◆ Kurze Aufgabe A ◆
Kopiere aus der Forendiskussion über DHL-Paketzentren am Feiertag wortgetreu den Abschnitt, der mit „## Dragon AMD“ beginnt und bis einschließlich „ja eine sondergenemigung.“ reicht.
◆ Kurze Aufgabe B ◆
Schreibe die Forendiskussion über DHL-Paketzentren am Feiertag im Anschluss an ihr letztes Wort weiter.

◆ Quelldokument ◆
☆ ☆ ☆ ☆

# Arbeiten DHL Paketzentren am Feiertag?



## SNIP4 (1. Mai 2014)

.....


----------



## Scalon (1. Mai 2014)

Am Feiertag denke ich nicht, außerdem denke ich, dass auch ein LKW Fahrverbot für den Feiertag besteht (Sondergenehmigungen mal außen vor)


----------



## Dragon AMD (1. Mai 2014)

Scalon schrieb:


> Am Feiertag denke ich nicht, außerdem denke ich, dass auch ein LKW Fahrverbot für den Feiertag besteht (Sondergenehmigungen mal außen vor)



Vielleicht hat dhl ja eine sondergenemigung.

Lkw mit gefahrengut dürfen bestimmt an feiertagen nicht fahren.


----------



## Scalon (1. Mai 2014)

Bei Sondergenehmigung dachte ich eher an Lebensmitteltransporte


----------



## Seeefe (1. Mai 2014)

Scalon schrieb:


> Bei Sondergenehmigung dachte ich eher an Lebensmitteltransporte


schnell verderbliche ware, wie frischware darf an sonn und feiertagen fahren.


----------



## sVnsation (1. Mai 2014)

Wäre mal interessant zu hören von jemandem der dort arbeitet.


----------



## Stueppi (1. Mai 2014)

☆ ☆ ☆ ☆

◆ Datenauszug ◆

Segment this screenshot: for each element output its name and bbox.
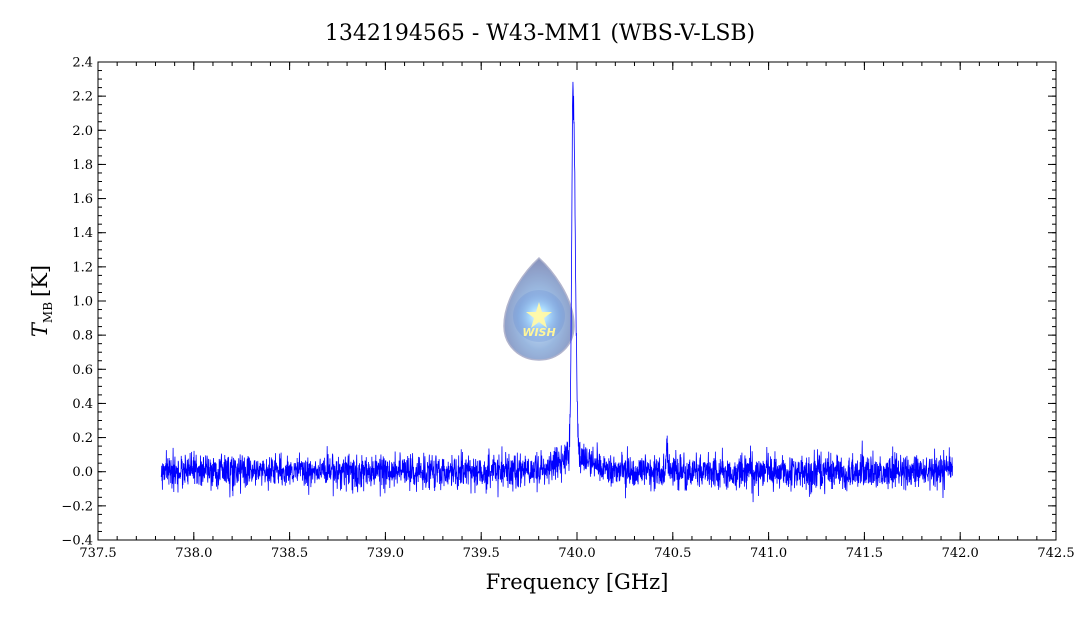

☆ ☆ ☆ ☆

◆ Schriftliche Antwort A ◆
## Dragon AMD (1. Mai 2014)

Scalon schrieb:


> Am Feiertag denke ich nicht, außerdem denke ich, dass auch ein LKW Fahrverbot für den Feiertag besteht (Sondergenehmigungen mal außen vor)



Vielleicht hat dhl ja eine sondergenemigung.

◆ Schriftliche Antwort B ◆
Die Arbeiten nicht an Sonn- und Feiertagen. Das kannst du auch schön in der Paketverfolgung erkennen, da gibts dann nämlich keine updates. Brückentage haben die aber nicht, morgen fahren die also wieder.


----------



## GoldenMic (1. Mai 2014)

sVnification schrieb:


> Wäre mal interessant zu hören von jemandem der dort arbeitet.


 
Die können grad nicht weil sie ja arbeiten 

Ne, ich denke nicht das die heute was machen.


----------



## R4Z0R1911 (1. Mai 2014)

Nein, die Arbeiten nicht an Feiertagen.


----------



## OdlG (1. Mai 2014)

Ich bin bei DHL und wir arbeiten nicht an Feiertagen. Morgen geht es wieder los.


----------



## Matatabi31 (31. Oktober 2018)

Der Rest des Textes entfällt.